— START Given entries —
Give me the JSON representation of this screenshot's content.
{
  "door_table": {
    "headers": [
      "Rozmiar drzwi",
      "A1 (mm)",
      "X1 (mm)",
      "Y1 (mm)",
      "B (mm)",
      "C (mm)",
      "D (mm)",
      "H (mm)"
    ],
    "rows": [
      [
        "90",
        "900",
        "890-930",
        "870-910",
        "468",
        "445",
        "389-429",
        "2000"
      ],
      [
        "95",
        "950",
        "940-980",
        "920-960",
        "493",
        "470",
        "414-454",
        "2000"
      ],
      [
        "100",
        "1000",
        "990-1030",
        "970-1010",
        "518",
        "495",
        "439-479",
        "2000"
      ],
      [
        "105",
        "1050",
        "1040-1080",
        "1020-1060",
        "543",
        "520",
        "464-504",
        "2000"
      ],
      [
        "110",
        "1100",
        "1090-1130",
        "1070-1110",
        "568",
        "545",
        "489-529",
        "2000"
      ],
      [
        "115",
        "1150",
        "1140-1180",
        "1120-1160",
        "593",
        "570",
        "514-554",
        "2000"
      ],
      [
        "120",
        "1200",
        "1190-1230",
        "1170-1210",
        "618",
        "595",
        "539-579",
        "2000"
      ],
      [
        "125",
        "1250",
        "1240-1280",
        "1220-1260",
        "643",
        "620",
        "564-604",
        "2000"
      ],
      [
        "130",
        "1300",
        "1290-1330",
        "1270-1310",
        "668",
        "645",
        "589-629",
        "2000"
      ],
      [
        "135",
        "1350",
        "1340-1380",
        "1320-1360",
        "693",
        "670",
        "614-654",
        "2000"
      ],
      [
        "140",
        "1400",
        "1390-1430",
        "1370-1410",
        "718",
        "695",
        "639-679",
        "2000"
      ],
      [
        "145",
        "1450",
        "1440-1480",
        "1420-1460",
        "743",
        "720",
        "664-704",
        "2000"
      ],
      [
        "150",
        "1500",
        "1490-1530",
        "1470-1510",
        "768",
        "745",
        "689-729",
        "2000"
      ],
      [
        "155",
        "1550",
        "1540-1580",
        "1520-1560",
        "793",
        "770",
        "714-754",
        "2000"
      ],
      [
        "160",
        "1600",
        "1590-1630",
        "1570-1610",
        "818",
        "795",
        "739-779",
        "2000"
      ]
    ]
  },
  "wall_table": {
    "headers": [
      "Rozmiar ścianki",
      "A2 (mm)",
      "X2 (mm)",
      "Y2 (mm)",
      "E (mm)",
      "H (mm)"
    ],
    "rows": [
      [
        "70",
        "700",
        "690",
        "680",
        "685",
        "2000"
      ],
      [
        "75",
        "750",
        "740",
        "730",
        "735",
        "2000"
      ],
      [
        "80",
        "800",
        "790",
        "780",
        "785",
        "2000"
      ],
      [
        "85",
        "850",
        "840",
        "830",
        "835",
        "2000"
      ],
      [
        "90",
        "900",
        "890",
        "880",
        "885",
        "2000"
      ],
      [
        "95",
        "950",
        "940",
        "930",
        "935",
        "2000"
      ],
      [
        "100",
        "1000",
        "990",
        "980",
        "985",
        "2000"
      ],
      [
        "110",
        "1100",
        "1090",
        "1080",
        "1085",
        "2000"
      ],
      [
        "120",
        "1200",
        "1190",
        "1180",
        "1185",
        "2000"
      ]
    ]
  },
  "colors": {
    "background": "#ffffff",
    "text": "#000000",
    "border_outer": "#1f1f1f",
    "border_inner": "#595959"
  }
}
— END Given entries —
• [Set task]: Repeat the data above, word for word.

• [Written response]:
Give me the JSON representation of this screenshot's content.
{
  "door_table": {
    "headers": [
      "Rozmiar drzwi",
      "A1 (mm)",
      "X1 (mm)",
      "Y1 (mm)",
      "B (mm)",
      "C (mm)",
      "D (mm)",
      "H (mm)"
    ],
    "rows": [
      [
        "90",
        "900",
        "890-930",
        "870-910",
        "468",
        "445",
        "389-429",
        "2000"
      ],
      [
        "95",
        "950",
        "940-980",
        "920-960",
        "493",
        "470",
        "414-454",
        "2000"
      ],
      [
        "100",
        "1000",
        "990-1030",
        "970-1010",
        "518",
        "495",
        "439-479",
        "2000"
      ],
      [
        "105",
        "1050",
        "1040-1080",
        "1020-1060",
        "543",
        "520",
        "464-504",
        "2000"
      ],
      [
        "110",
        "1100",
        "1090-1130",
        "1070-1110",
        "568",
        "545",
        "489-529",
        "2000"
      ],
      [
        "115",
        "1150",
        "1140-1180",
        "1120-1160",
        "593",
        "570",
        "514-554",
        "2000"
      ],
      [
        "120",
        "1200",
        "1190-1230",
        "1170-1210",
        "618",
        "595",
        "539-579",
        "2000"
      ],
      [
        "125",
        "1250",
        "1240-1280",
        "1220-1260",
        "643",
        "620",
        "564-604",
        "2000"
      ],
      [
        "130",
        "1300",
        "1290-1330",
        "1270-1310",
        "668",
        "645",
        "589-629",
        "2000"
      ],
      [
        "135",
        "1350",
        "1340-1380",
        "1320-1360",
        "693",
        "670",
        "614-654",
        "2000"
      ],
      [
        "140",
        "1400",
        "1390-1430",
        "1370-1410",
        "718",
        "695",
        "639-679",
        "2000"
      ],
      [
        "145",
        "1450",
        "1440-1480",
        "1420-1460",
        "743",
        "720",
        "664-704",
        "2000"
      ],
      [
        "150",
        "1500",
        "1490-1530",
        "1470-1510",
        "768",
        "745",
        "689-729",
        "2000"
      ],
      [
        "155",
        "1550",
        "1540-1580",
        "1520-1560",
        "793",
        "770",
        "714-754",
        "2000"
      ],
      [
        "160",
        "1600",
        "1590-1630",
        "1570-1610",
        "818",
        "795",
        "739-779",
        "2000"
      ]
    ]
  },
  "wall_table": {
    "headers": [
      "Rozmiar ścianki",
      "A2 (mm)",
      "X2 (mm)",
      "Y2 (mm)",
      "E (mm)",
      "H (mm)"
    ],
    "rows": [
      [
        "70",
        "700",
        "690",
        "680",
        "685",
        "2000"
      ],
      [
        "75",
        "750",
        "740",
        "730",
        "735",
        "2000"
      ],
      [
        "80",
        "800",
        "790",
        "780",
        "785",
        "2000"
      ],
      [
        "85",
        "850",
        "840",
        "830",
        "835",
        "2000"
      ],
      [
        "90",
        "900",
        "890",
        "880",
        "885",
        "2000"
      ],
      [
        "95",
        "950",
        "940",
        "930",
        "935",
        "2000"
      ],
      [
        "100",
        "1000",
        "990",
        "980",
        "985",
        "2000"
      ],
      [
        "110",
        "1100",
        "1090",
        "1080",
        "1085",
        "2000"
      ],
      [
        "120",
        "1200",
        "1190",
        "1180",
        "1185",
        "2000"
      ]
    ]
  },
  "colors": {
    "background": "#ffffff",
    "text": "#000000",
    "border_outer": "#1f1f1f",
    "border_inner": "#595959"
  }
}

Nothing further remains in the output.